WHAT IS BEING ASKED: Take from the listing each line that has the string "FeII".

TASK INPUT:
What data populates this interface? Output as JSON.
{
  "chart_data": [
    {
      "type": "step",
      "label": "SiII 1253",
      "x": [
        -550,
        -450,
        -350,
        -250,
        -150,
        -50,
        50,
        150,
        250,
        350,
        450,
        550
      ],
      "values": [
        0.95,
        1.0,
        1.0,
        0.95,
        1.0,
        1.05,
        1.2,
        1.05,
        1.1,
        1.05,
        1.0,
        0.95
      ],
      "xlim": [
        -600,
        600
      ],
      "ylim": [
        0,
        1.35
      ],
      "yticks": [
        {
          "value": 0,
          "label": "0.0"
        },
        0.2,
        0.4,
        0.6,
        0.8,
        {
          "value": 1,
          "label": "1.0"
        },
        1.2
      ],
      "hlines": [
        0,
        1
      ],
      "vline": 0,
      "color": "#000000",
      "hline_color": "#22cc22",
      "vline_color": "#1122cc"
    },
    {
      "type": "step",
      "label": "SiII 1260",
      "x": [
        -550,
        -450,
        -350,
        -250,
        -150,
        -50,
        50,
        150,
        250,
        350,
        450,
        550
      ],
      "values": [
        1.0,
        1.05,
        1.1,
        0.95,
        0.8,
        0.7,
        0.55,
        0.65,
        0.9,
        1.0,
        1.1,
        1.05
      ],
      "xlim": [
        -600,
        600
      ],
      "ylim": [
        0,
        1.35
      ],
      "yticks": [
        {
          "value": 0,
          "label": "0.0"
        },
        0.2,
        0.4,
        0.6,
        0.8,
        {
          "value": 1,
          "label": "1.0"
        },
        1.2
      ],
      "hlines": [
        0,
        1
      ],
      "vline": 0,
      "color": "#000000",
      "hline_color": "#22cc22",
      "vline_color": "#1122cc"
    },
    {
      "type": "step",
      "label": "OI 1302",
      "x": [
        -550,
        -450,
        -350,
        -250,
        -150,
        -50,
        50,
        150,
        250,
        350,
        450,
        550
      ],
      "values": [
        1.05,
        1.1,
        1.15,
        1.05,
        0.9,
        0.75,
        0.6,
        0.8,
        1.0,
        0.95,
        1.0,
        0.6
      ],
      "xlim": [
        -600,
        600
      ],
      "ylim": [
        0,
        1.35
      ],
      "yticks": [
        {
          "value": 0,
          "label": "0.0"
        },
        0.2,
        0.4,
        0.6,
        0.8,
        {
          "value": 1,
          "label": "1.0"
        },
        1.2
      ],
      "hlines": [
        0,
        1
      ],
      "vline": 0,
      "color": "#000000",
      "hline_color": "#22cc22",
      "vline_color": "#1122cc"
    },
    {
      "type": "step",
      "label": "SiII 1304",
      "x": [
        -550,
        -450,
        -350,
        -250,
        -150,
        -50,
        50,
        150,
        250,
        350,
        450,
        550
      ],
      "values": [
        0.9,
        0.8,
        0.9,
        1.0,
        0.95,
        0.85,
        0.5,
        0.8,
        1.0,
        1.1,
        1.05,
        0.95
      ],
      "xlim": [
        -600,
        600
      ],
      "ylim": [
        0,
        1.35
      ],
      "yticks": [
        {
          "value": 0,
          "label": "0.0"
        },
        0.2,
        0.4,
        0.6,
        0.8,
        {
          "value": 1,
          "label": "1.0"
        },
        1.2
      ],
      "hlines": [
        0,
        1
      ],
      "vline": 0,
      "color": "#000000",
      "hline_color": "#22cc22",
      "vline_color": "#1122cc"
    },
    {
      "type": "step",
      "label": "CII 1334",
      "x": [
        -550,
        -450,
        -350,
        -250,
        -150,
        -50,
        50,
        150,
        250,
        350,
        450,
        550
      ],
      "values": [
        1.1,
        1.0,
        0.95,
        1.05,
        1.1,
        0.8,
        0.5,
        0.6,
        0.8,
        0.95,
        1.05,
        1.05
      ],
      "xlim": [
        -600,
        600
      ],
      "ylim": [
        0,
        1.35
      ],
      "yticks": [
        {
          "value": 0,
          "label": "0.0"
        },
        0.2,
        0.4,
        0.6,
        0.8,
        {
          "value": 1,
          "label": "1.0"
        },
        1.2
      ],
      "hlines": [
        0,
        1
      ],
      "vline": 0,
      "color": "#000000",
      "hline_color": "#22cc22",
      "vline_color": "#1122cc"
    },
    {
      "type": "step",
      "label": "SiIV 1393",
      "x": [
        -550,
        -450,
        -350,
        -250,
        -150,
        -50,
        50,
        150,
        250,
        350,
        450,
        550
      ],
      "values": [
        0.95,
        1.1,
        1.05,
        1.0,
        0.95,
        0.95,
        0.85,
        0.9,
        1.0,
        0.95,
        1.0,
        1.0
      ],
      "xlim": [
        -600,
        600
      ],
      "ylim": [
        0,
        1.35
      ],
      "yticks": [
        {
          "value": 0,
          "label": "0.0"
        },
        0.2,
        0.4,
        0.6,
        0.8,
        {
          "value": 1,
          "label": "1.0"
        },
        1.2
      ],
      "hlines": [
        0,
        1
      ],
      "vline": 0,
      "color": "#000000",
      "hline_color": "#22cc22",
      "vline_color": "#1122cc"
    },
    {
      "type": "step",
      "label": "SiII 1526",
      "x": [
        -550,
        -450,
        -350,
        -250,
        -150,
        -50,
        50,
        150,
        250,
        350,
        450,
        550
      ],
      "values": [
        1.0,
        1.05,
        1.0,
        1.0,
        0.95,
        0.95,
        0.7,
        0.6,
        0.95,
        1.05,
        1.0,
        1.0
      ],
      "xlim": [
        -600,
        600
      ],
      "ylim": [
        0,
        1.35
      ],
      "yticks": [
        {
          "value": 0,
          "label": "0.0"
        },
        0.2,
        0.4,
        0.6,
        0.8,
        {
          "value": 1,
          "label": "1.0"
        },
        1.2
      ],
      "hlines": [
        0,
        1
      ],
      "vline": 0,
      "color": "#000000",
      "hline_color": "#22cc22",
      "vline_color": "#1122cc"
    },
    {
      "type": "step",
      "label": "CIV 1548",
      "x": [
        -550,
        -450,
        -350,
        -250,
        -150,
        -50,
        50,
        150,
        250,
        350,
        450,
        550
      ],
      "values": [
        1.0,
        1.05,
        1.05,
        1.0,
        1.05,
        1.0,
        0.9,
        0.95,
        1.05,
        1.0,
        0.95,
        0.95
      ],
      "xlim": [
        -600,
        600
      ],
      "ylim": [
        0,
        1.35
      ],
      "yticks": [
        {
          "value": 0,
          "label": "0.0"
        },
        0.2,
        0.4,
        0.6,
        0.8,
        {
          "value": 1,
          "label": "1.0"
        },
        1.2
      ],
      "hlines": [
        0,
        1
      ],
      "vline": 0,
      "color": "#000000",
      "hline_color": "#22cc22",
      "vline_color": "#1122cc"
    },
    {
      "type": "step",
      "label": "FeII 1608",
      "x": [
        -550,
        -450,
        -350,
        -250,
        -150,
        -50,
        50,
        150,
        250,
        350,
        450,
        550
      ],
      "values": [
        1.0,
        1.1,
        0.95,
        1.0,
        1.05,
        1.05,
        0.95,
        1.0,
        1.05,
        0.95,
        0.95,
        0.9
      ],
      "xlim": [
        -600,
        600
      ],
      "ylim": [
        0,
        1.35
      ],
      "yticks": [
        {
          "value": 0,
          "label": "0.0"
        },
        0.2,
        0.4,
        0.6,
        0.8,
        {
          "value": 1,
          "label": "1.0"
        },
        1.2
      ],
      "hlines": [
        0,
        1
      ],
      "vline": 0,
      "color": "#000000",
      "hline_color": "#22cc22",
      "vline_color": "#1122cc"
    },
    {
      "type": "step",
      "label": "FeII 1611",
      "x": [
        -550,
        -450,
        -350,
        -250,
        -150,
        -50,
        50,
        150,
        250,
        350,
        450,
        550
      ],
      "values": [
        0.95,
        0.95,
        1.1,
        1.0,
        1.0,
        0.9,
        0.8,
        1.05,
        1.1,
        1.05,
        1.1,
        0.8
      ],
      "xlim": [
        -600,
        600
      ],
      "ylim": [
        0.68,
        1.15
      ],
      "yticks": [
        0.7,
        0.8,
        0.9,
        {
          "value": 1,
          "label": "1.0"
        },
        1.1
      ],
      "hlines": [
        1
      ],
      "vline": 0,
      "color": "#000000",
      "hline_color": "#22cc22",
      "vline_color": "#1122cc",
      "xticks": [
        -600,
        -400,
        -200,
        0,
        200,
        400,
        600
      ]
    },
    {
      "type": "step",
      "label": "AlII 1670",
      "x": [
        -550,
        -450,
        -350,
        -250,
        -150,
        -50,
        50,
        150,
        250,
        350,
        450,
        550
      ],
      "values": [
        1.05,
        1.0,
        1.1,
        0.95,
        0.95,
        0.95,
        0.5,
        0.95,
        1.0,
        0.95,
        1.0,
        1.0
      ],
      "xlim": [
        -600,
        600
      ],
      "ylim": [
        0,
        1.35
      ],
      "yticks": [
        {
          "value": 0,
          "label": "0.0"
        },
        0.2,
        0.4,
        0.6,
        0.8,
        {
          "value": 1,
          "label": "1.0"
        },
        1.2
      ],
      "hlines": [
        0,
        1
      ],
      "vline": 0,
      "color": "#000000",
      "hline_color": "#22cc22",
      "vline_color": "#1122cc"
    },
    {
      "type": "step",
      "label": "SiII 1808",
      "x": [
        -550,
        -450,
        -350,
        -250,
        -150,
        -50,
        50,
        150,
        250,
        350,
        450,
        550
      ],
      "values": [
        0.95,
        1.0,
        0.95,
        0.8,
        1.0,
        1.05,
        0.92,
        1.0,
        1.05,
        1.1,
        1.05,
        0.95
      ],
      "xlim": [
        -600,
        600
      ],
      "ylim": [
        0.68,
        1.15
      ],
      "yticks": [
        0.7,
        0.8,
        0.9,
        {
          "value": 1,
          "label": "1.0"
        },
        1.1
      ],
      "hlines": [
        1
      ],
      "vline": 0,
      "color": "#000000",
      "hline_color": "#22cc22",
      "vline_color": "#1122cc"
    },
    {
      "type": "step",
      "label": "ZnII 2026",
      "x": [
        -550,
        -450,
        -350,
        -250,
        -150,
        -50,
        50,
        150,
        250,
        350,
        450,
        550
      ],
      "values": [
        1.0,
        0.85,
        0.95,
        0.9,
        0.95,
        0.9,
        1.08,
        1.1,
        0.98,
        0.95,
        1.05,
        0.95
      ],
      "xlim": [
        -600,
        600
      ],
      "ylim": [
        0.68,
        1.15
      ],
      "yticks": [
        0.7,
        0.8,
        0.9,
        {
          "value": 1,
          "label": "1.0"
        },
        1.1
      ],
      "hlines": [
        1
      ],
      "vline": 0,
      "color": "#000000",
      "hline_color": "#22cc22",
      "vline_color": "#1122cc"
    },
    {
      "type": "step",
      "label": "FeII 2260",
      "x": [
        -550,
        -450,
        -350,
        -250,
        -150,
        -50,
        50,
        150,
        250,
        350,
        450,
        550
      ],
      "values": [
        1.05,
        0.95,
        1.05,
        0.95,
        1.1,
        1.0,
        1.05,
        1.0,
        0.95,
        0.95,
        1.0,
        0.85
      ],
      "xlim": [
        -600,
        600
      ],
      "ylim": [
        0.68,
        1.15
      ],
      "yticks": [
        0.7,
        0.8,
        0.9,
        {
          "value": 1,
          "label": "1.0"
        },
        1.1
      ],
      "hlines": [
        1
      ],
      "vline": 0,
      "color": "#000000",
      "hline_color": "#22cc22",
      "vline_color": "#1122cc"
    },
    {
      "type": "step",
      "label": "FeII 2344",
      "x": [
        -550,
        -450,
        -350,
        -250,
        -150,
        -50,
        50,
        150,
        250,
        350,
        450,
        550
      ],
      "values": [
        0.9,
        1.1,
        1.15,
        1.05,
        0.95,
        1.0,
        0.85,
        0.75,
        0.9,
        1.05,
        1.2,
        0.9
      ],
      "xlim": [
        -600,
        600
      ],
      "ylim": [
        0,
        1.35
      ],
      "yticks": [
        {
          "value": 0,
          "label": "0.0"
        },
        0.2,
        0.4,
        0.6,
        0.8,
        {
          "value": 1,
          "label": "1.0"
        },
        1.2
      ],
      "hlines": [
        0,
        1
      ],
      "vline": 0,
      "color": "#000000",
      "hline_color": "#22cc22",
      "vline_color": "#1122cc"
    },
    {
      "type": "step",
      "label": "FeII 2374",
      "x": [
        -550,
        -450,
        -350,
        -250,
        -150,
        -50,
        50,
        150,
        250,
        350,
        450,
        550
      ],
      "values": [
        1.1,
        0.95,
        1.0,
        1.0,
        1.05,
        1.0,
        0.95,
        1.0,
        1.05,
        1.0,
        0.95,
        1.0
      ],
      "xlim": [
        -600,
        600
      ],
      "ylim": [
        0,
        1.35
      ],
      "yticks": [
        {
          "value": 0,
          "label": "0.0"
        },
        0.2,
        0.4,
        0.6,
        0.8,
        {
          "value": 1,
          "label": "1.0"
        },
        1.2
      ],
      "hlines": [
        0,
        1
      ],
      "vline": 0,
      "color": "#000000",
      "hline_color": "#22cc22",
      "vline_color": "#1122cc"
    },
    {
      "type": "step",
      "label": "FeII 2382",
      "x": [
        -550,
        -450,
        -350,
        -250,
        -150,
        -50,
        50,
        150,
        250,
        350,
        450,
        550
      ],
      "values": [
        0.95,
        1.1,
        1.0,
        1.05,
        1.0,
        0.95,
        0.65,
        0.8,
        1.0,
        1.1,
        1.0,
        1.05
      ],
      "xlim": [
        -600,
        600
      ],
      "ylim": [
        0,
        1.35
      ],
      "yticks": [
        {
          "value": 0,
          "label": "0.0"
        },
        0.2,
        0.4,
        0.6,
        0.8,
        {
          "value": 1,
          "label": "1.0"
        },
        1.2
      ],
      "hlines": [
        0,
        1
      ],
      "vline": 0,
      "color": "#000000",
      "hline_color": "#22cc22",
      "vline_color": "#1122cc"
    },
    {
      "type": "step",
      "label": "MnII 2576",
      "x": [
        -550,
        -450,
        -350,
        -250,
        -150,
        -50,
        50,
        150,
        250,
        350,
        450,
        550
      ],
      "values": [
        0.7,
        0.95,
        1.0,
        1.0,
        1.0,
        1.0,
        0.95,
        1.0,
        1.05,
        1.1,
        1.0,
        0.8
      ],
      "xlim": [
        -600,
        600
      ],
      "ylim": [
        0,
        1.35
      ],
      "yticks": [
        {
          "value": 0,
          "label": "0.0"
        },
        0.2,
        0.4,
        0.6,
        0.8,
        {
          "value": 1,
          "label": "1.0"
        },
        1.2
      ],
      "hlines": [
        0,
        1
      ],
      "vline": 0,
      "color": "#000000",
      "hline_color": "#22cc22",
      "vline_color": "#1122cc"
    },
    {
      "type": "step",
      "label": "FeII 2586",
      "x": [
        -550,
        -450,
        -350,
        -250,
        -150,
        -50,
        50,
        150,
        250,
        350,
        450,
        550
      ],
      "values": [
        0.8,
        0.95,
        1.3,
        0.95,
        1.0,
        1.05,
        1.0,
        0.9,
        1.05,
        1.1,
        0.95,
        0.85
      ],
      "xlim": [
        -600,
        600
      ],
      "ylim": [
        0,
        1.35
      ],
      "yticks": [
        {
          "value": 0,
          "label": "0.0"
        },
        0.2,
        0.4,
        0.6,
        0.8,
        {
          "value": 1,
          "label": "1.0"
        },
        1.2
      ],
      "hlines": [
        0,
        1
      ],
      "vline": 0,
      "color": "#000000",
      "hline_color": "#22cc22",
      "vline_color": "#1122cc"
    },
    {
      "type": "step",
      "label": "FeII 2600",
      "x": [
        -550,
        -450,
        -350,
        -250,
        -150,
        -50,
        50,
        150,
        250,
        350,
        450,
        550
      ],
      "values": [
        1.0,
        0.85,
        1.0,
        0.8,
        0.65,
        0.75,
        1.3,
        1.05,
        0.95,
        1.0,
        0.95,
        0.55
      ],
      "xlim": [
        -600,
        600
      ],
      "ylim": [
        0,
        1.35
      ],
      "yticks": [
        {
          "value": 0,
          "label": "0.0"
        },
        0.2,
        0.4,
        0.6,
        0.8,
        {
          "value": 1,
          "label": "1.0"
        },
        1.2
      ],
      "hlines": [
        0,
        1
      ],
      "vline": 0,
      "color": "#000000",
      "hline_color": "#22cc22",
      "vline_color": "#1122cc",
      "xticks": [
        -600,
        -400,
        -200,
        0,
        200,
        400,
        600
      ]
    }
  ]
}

REPLY TO THE EXERCISE:
      "label": "FeII 1608",
      "label": "FeII 1611",
      "label": "FeII 2260",
      "label": "FeII 2344",
      "label": "FeII 2374",
      "label": "FeII 2382",
      "label": "FeII 2586",
      "label": "FeII 2600",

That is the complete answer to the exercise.